[PROBLEM STATEMENT]
Please set down all the lines beneath this one exactly, without the pictures.

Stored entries

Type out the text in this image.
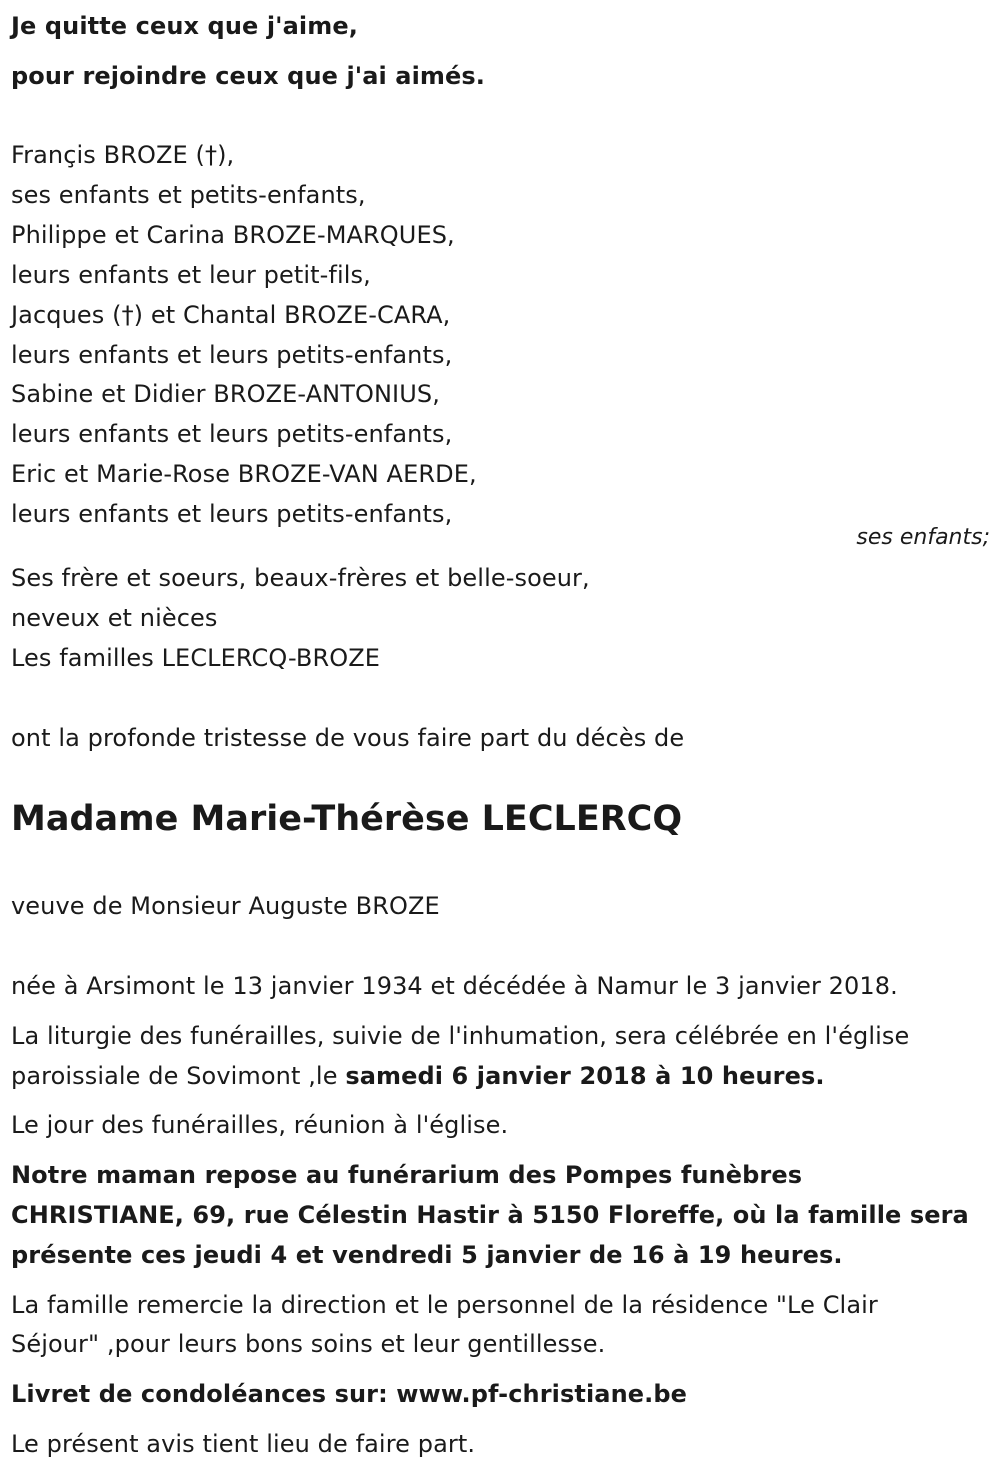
Je quitte ceux que j'aime,
pour rejoindre ceux que j'ai aimés.
Françis BROZE (†),
ses enfants et petits-enfants,
Philippe et Carina BROZE-MARQUES,
leurs enfants et leur petit-fils,
Jacques (†) et Chantal BROZE-CARA,
leurs enfants et leurs petits-enfants,
Sabine et Didier BROZE-ANTONIUS,
leurs enfants et leurs petits-enfants,
Eric et Marie-Rose BROZE-VAN AERDE,
leurs enfants et leurs petits-enfants,
ses enfants;
Ses frère et soeurs, beaux-frères et belle-soeur,
neveux et nièces
Les familles LECLERCQ-BROZE
ont la profonde tristesse de vous faire part du décès de
Madame Marie-Thérèse LECLERCQ
veuve de Monsieur Auguste BROZE
née à Arsimont le 13 janvier 1934 et décédée à Namur le 3 janvier 2018.
La liturgie des funérailles, suivie de l'inhumation, sera célébrée en l'église
paroissiale de Sovimont ,le samedi 6 janvier 2018 à 10 heures.
Le jour des funérailles, réunion à l'église.
Notre maman repose au funérarium des Pompes funèbres
CHRISTIANE, 69, rue Célestin Hastir à 5150 Floreffe, où la famille sera
présente ces jeudi 4 et vendredi 5 janvier de 16 à 19 heures.
La famille remercie la direction et le personnel de la résidence "Le Clair
Séjour" ,pour leurs bons soins et leur gentillesse.
Livret de condoléances sur: www.pf-christiane.be
Le présent avis tient lieu de faire part.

[RESULT BELOW]
Type out the text in this image.
Je quitte ceux que j'aime,
pour rejoindre ceux que j'ai aimés.
Françis BROZE (†),
ses enfants et petits-enfants,
Philippe et Carina BROZE-MARQUES,
leurs enfants et leur petit-fils,
Jacques (†) et Chantal BROZE-CARA,
leurs enfants et leurs petits-enfants,
Sabine et Didier BROZE-ANTONIUS,
leurs enfants et leurs petits-enfants,
Eric et Marie-Rose BROZE-VAN AERDE,
leurs enfants et leurs petits-enfants,
ses enfants;
Ses frère et soeurs, beaux-frères et belle-soeur,
neveux et nièces
Les familles LECLERCQ-BROZE
ont la profonde tristesse de vous faire part du décès de
Madame Marie-Thérèse LECLERCQ
veuve de Monsieur Auguste BROZE
née à Arsimont le 13 janvier 1934 et décédée à Namur le 3 janvier 2018.
La liturgie des funérailles, suivie de l'inhumation, sera célébrée en l'église
paroissiale de Sovimont ,le samedi 6 janvier 2018 à 10 heures.
Le jour des funérailles, réunion à l'église.
Notre maman repose au funérarium des Pompes funèbres
CHRISTIANE, 69, rue Célestin Hastir à 5150 Floreffe, où la famille sera
présente ces jeudi 4 et vendredi 5 janvier de 16 à 19 heures.
La famille remercie la direction et le personnel de la résidence "Le Clair
Séjour" ,pour leurs bons soins et leur gentillesse.
Livret de condoléances sur: www.pf-christiane.be
Le présent avis tient lieu de faire part.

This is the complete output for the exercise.